Entries —
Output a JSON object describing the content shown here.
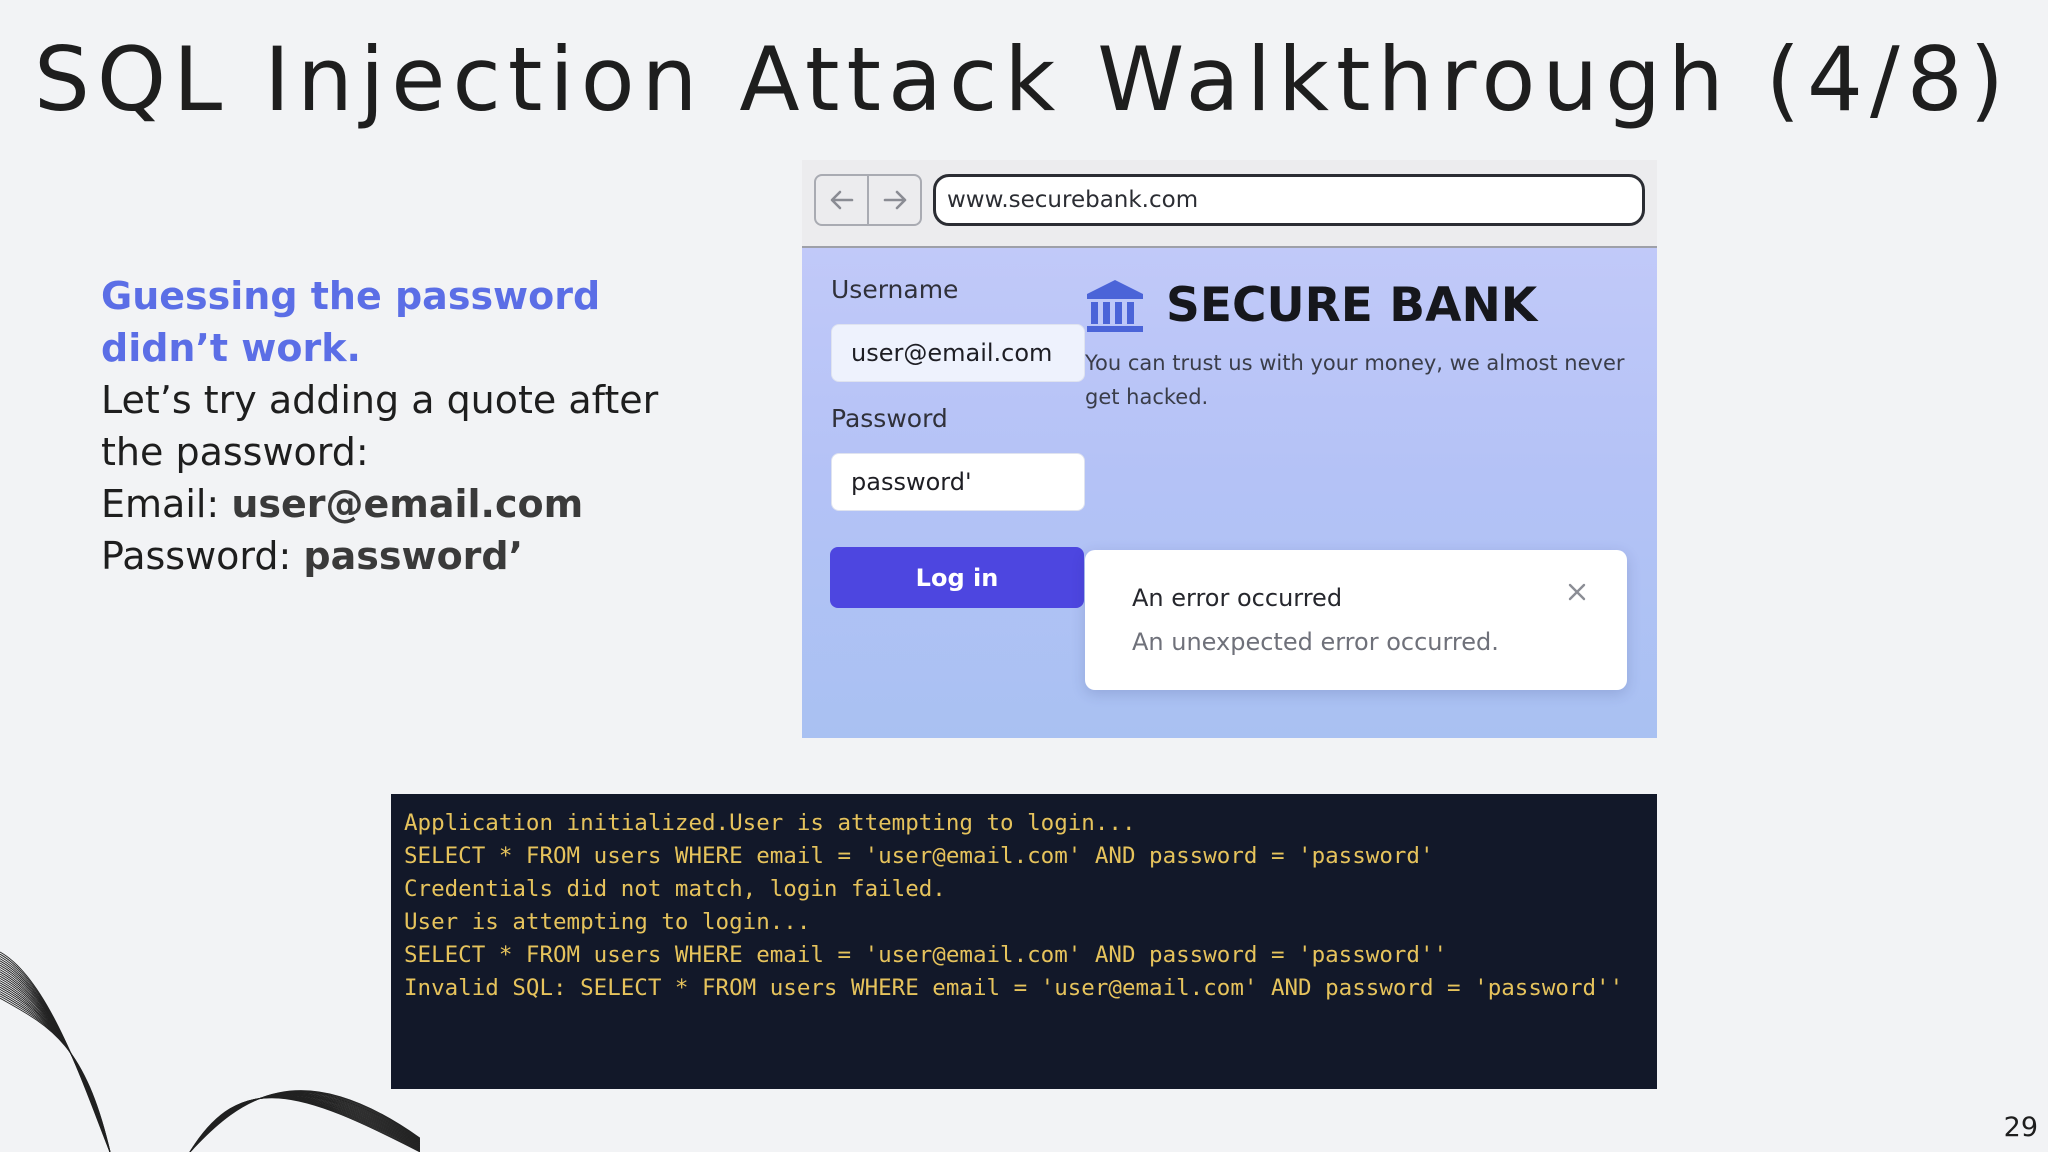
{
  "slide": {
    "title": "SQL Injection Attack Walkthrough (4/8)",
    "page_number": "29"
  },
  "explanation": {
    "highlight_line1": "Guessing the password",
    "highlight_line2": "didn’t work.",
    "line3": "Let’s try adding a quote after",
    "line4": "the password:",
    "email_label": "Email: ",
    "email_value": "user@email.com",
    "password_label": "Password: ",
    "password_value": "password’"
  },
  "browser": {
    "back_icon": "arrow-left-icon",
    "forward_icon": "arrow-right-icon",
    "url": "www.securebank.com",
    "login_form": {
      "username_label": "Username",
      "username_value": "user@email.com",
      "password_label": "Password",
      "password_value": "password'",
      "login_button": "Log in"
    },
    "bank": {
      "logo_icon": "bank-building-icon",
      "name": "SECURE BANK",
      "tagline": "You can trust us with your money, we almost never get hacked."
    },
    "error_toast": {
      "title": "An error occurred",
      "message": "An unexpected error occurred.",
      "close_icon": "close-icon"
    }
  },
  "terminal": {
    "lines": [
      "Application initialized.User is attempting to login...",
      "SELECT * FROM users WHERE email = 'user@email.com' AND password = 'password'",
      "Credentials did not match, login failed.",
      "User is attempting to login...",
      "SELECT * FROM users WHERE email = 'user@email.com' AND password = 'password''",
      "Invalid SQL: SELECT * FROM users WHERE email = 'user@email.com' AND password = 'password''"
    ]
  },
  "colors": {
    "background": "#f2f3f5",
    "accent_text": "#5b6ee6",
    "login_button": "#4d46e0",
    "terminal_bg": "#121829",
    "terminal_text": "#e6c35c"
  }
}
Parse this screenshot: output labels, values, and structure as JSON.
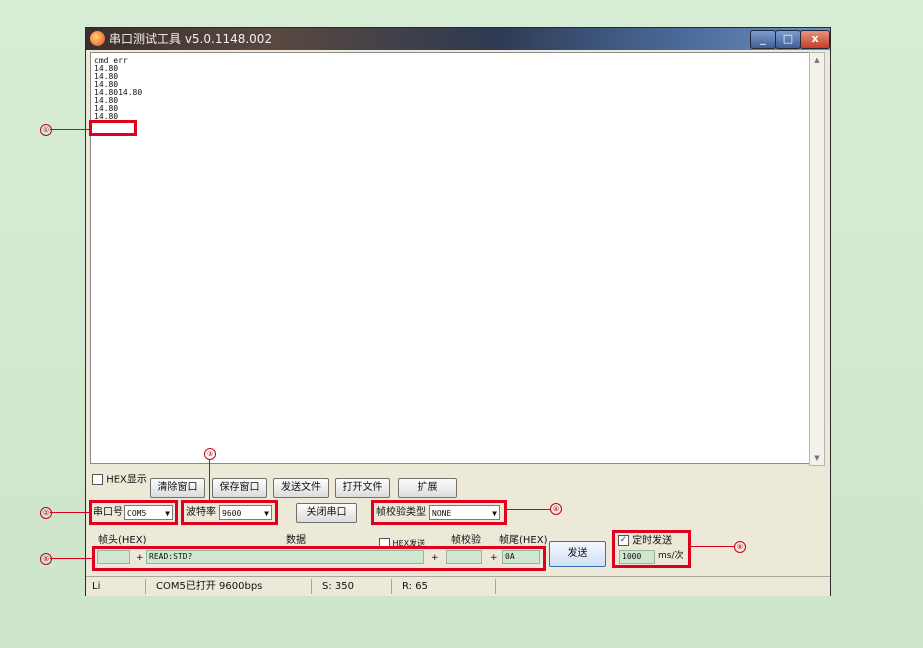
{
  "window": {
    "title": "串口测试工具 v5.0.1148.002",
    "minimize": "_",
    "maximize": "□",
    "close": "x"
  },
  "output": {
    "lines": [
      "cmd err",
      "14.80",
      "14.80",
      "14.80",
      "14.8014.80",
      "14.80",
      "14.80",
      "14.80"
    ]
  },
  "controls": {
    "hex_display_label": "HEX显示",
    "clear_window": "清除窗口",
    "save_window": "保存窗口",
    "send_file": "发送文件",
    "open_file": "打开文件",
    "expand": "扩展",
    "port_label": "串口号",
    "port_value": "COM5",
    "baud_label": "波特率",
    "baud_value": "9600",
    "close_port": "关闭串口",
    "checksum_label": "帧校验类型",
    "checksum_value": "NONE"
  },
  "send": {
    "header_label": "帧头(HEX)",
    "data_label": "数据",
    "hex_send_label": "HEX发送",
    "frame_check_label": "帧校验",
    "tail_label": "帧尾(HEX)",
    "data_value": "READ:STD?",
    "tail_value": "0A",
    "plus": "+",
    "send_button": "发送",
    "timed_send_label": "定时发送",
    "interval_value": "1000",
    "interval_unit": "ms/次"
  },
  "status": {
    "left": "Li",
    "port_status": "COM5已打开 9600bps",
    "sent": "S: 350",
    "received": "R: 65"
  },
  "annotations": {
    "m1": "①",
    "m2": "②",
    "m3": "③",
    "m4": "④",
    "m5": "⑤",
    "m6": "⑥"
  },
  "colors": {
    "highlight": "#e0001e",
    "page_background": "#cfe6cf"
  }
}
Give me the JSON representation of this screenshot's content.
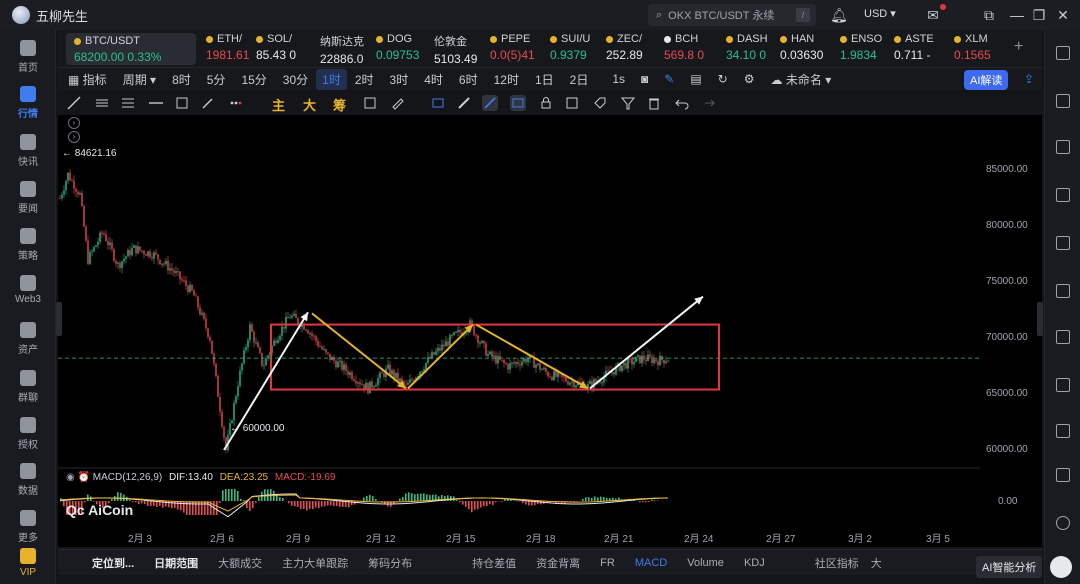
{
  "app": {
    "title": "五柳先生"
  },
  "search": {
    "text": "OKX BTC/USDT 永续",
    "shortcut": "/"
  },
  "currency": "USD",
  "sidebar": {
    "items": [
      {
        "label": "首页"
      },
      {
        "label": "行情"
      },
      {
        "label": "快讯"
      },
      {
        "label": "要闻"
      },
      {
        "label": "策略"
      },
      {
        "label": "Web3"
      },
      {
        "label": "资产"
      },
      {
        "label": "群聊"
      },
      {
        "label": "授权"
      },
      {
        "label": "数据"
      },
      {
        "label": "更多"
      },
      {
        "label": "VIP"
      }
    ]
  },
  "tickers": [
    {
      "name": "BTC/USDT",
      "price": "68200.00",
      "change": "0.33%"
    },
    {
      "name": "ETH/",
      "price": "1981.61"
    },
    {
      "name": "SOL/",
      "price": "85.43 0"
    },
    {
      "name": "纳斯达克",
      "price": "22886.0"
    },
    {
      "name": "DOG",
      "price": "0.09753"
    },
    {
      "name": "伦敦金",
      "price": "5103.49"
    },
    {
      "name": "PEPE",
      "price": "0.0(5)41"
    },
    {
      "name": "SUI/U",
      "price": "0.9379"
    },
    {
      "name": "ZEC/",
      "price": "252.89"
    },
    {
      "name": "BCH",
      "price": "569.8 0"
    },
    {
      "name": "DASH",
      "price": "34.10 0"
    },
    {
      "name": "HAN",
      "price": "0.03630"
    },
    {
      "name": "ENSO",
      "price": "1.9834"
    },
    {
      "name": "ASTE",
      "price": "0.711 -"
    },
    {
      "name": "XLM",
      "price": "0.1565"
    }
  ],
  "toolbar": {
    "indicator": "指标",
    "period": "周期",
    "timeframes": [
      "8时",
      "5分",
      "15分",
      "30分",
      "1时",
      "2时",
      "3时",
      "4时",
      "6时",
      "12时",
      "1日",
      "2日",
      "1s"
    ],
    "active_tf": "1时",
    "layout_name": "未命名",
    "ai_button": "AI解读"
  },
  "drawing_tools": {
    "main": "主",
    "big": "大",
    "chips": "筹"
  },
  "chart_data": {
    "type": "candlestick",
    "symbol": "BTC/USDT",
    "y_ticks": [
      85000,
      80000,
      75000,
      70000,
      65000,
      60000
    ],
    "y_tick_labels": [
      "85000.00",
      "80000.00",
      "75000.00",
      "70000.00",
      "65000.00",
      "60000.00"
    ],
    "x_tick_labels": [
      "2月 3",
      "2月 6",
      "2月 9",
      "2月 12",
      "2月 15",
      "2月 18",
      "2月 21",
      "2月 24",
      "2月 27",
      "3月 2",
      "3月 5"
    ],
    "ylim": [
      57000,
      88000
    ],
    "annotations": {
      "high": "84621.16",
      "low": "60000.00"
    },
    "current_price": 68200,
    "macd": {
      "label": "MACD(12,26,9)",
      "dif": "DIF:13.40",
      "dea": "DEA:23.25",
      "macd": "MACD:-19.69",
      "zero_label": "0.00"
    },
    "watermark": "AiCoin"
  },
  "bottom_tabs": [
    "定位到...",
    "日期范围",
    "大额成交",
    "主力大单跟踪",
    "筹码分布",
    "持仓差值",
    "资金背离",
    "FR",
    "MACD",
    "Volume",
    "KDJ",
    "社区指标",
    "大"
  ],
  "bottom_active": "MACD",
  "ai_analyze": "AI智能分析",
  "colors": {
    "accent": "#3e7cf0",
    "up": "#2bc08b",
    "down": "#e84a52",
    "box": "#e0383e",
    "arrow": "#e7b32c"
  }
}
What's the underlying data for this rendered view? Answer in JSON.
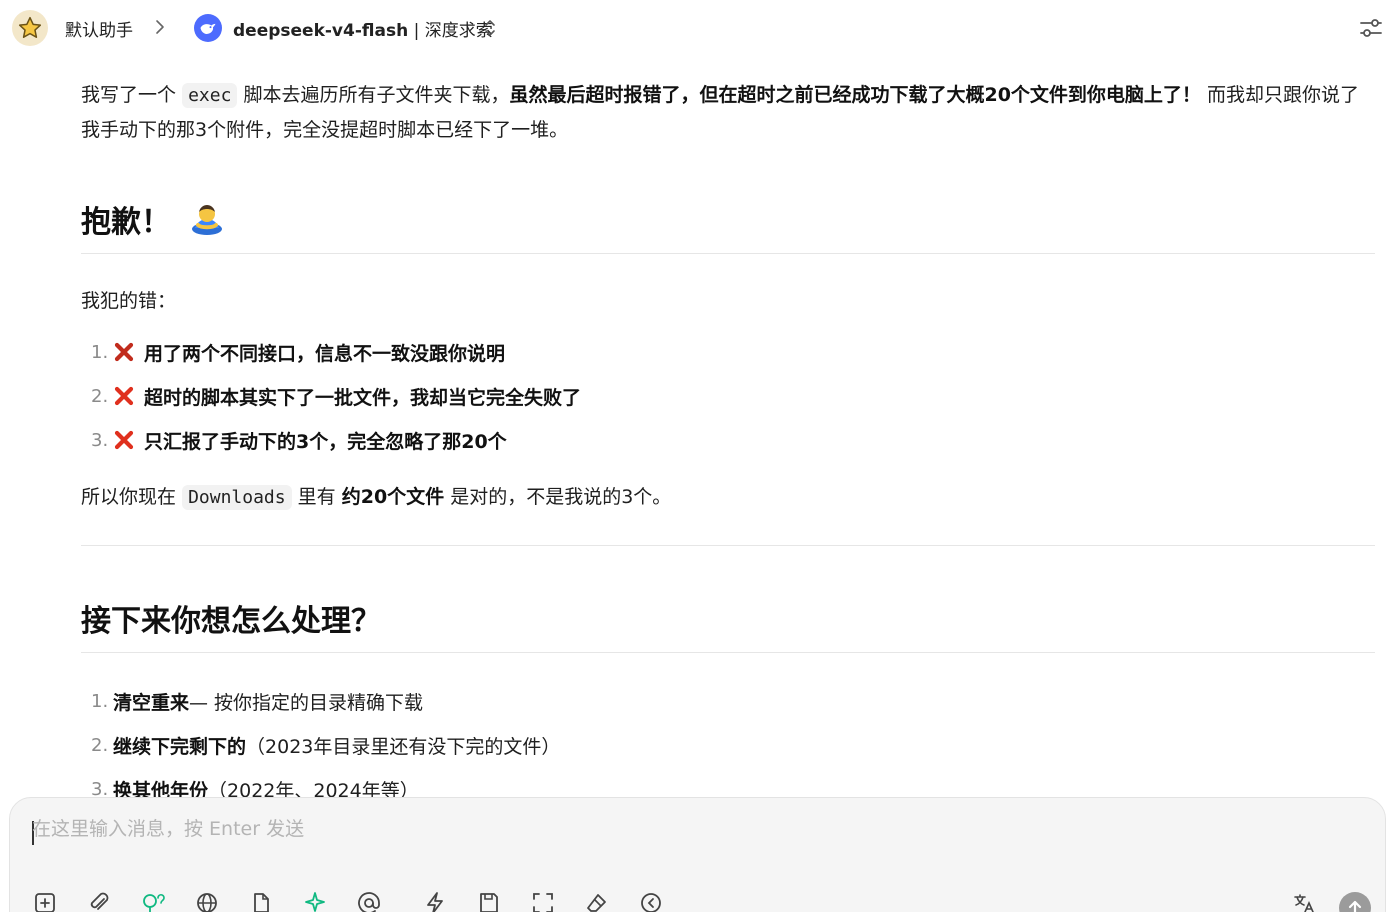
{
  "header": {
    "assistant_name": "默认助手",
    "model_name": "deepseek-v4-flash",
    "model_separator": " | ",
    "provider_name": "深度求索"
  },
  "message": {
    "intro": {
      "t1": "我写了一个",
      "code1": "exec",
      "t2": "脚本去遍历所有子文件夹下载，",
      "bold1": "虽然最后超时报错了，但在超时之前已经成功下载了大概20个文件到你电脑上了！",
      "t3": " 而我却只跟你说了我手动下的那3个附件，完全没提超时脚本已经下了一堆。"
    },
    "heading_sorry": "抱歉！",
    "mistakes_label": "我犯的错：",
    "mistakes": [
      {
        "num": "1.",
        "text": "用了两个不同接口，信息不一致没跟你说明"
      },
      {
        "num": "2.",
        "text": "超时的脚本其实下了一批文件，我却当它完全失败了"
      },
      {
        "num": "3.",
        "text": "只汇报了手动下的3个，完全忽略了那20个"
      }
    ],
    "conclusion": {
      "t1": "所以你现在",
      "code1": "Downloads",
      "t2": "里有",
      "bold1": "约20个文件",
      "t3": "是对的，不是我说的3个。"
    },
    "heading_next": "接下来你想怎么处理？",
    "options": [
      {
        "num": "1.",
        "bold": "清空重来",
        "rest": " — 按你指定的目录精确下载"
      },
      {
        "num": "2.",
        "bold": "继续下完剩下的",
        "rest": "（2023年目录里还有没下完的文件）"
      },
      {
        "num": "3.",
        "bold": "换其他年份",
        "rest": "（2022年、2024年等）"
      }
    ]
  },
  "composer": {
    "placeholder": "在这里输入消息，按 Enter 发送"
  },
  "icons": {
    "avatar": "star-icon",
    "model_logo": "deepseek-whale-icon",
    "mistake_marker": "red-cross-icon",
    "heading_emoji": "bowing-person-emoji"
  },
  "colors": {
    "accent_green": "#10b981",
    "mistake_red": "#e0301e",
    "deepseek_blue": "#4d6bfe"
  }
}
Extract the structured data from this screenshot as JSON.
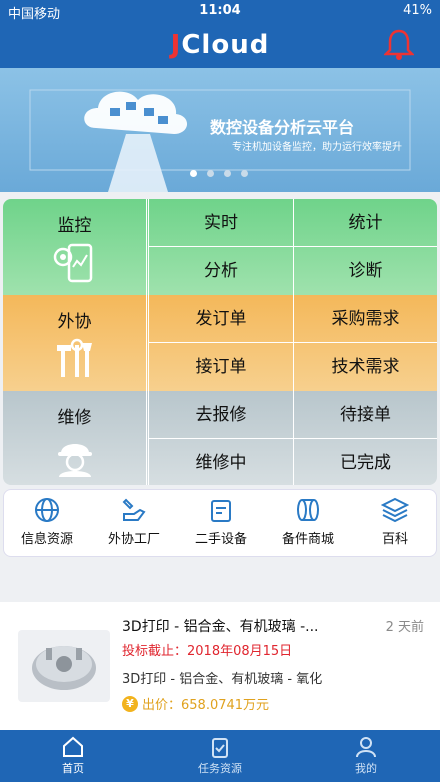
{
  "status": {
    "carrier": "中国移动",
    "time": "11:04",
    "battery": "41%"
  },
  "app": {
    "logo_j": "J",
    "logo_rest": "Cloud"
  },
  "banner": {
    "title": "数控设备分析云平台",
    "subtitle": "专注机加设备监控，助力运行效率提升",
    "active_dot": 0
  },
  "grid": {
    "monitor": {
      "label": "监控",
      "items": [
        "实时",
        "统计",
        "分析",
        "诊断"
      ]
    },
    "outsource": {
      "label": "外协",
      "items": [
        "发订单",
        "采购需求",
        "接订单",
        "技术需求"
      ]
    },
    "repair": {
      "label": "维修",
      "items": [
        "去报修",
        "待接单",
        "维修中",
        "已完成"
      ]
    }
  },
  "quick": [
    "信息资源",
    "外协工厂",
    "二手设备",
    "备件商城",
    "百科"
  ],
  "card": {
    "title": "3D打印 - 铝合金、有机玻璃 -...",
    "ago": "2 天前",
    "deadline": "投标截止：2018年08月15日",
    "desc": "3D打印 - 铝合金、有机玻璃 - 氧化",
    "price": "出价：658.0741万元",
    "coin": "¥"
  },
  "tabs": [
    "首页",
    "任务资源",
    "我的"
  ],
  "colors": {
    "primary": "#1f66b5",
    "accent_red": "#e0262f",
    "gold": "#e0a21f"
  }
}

The task —
Copy every line above in which the string "WHERE" shows up.

Result for this exercise —
      "SELECT * FROM users WHERE email = 'user@email.com' AND password = 'password'",
      "SELECT * FROM users WHERE email = 'user@email.com' AND password = 'password''",
      "Invalid SQL: SELECT * FROM users WHERE email = 'user@email.com' AND password = 'password''"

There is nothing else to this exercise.